Excerpts from a figure dataset
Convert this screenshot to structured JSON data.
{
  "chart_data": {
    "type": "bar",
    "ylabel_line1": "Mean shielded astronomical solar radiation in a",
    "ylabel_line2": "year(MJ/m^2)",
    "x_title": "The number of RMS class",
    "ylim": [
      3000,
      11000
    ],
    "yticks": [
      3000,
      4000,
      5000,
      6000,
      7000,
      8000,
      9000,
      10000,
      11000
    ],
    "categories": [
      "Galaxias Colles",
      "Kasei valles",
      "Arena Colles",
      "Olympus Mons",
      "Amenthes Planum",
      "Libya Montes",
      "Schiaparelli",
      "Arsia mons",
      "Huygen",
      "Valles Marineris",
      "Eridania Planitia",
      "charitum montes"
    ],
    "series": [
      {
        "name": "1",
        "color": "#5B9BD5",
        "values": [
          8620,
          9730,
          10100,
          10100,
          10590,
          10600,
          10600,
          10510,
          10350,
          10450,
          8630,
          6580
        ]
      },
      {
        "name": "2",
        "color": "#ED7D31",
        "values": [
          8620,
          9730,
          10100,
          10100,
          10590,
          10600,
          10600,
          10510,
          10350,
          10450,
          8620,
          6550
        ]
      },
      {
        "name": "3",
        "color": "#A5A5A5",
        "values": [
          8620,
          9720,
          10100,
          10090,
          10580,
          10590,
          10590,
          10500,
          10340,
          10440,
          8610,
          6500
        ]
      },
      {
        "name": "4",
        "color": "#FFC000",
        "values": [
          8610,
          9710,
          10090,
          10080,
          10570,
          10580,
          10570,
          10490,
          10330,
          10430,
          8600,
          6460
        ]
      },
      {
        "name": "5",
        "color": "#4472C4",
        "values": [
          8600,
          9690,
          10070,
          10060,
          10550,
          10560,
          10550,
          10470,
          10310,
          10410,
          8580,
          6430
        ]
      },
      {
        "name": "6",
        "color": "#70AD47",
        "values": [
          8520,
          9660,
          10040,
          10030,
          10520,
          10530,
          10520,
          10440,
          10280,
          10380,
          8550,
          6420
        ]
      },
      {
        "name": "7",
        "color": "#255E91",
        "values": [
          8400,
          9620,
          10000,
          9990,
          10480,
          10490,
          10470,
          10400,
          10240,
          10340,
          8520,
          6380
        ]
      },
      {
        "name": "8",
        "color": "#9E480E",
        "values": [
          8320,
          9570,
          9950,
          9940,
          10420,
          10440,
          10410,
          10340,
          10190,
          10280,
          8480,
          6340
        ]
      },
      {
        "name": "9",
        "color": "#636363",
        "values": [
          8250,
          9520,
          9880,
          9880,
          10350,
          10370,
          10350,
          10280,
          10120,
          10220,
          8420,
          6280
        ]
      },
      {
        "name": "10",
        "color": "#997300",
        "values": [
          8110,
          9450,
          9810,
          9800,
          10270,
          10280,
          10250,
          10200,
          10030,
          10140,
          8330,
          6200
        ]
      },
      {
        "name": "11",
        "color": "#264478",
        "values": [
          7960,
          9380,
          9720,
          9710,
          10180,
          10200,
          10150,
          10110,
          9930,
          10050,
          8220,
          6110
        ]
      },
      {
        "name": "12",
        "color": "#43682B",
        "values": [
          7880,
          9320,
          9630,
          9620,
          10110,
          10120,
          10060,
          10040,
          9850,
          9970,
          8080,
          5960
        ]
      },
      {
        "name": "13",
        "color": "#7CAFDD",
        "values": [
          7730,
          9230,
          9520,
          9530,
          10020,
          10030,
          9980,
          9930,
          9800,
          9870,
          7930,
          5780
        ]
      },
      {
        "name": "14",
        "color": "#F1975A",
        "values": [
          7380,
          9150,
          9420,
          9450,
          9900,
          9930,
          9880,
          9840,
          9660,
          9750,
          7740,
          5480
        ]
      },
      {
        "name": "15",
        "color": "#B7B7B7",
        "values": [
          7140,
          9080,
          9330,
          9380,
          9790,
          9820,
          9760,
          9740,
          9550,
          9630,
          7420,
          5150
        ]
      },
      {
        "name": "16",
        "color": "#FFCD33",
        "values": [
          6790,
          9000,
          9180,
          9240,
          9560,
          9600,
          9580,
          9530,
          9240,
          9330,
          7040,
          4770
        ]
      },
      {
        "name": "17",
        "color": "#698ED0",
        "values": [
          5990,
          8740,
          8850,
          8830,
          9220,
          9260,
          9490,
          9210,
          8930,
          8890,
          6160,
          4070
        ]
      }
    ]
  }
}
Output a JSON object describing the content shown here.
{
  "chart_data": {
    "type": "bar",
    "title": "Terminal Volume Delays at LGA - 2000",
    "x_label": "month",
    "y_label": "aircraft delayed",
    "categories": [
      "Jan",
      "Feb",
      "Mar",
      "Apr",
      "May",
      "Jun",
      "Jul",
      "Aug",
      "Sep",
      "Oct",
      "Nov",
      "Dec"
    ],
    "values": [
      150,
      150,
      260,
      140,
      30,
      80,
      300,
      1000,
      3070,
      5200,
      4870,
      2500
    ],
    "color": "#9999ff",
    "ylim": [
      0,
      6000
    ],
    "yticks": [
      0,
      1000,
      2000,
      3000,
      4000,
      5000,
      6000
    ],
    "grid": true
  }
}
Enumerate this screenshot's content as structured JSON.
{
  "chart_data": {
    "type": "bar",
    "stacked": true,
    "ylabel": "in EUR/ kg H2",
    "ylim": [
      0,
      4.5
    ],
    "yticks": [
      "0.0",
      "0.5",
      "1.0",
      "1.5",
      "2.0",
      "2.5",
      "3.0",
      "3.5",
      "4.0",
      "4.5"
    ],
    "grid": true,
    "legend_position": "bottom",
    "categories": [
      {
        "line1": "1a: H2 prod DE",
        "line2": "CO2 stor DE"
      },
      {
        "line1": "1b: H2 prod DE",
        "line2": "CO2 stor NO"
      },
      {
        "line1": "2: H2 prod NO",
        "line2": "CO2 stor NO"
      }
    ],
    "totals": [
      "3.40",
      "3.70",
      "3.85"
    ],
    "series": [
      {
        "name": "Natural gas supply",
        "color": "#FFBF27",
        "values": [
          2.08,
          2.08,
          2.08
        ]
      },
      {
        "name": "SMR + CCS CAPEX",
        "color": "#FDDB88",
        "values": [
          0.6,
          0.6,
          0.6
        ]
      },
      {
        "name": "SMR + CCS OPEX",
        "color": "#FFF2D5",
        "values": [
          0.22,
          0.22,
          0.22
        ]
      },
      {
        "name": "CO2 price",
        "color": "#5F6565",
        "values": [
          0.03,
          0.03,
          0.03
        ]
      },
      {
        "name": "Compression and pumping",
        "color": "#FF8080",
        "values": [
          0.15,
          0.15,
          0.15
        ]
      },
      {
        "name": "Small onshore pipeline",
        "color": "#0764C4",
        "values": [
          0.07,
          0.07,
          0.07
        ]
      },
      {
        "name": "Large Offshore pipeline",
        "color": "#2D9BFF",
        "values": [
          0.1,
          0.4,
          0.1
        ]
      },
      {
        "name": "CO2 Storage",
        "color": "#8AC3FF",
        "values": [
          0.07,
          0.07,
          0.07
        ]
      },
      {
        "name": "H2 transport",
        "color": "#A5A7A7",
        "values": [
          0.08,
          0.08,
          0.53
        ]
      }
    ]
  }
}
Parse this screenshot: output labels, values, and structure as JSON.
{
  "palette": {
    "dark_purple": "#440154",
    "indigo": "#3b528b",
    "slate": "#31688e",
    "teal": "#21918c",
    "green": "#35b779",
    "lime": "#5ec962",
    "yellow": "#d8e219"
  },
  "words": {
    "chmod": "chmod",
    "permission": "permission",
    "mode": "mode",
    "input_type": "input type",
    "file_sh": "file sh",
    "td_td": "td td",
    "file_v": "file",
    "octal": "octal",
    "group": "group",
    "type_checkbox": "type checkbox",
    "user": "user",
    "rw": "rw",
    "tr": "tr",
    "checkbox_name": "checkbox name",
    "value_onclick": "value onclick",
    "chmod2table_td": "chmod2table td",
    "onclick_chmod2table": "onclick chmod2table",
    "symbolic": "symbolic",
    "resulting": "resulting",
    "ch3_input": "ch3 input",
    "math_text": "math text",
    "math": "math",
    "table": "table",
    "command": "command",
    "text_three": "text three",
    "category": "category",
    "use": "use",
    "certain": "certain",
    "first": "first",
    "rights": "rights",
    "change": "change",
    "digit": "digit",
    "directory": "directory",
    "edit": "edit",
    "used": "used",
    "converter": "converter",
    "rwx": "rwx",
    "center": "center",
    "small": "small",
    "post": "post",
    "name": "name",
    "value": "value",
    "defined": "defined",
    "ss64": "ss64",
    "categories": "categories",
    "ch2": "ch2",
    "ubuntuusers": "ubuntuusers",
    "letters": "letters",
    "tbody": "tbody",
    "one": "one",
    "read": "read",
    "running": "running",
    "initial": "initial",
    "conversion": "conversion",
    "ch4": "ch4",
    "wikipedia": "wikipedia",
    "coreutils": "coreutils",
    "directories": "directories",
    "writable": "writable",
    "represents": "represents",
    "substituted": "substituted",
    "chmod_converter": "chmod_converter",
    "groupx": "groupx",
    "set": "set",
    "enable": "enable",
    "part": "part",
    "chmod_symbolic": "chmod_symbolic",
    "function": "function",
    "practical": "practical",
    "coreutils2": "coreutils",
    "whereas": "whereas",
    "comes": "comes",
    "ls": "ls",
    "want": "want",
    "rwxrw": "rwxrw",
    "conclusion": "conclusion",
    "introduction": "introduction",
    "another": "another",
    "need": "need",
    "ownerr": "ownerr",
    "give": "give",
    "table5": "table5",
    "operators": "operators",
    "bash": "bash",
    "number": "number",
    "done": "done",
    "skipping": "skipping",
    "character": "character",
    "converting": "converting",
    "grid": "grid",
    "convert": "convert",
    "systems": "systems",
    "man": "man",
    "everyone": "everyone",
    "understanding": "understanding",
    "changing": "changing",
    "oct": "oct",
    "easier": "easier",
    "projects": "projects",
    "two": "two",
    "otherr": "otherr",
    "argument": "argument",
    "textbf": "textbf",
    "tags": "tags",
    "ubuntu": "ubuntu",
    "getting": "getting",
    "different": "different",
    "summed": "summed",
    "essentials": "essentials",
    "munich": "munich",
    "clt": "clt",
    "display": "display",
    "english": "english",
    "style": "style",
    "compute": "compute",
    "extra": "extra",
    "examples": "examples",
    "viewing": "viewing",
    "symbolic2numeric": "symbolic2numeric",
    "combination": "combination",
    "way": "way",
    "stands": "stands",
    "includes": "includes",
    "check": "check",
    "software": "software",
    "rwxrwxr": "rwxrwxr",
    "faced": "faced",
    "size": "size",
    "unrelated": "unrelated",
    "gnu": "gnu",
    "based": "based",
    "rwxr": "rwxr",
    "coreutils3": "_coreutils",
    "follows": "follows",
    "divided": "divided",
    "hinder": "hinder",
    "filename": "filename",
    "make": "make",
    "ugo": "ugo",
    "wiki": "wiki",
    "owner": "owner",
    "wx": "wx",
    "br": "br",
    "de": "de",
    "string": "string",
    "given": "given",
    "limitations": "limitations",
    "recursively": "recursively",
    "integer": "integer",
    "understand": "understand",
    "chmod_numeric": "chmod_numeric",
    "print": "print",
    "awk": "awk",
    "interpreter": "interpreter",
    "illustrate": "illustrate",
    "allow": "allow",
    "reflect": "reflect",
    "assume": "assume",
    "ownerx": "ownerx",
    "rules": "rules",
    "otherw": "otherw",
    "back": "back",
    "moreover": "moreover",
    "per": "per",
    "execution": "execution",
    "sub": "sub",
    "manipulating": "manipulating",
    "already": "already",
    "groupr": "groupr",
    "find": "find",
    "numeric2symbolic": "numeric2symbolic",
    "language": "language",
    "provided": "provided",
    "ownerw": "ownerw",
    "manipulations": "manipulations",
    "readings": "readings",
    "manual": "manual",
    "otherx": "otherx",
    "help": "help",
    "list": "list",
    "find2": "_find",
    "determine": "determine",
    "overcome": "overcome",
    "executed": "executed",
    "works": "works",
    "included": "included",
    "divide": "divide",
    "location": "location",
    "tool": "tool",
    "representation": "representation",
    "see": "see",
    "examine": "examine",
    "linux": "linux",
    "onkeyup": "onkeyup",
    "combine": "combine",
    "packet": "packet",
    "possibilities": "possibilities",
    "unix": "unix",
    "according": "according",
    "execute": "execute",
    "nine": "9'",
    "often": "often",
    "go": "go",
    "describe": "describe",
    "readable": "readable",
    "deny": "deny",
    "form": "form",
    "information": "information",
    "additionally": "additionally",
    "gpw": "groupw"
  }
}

GIVEN EXERCISE:
Pull every line containing "onclick" out of the records.

WRITTEN SOLUTION:
    "value_onclick": "value onclick",
    "onclick_chmod2table": "onclick chmod2table",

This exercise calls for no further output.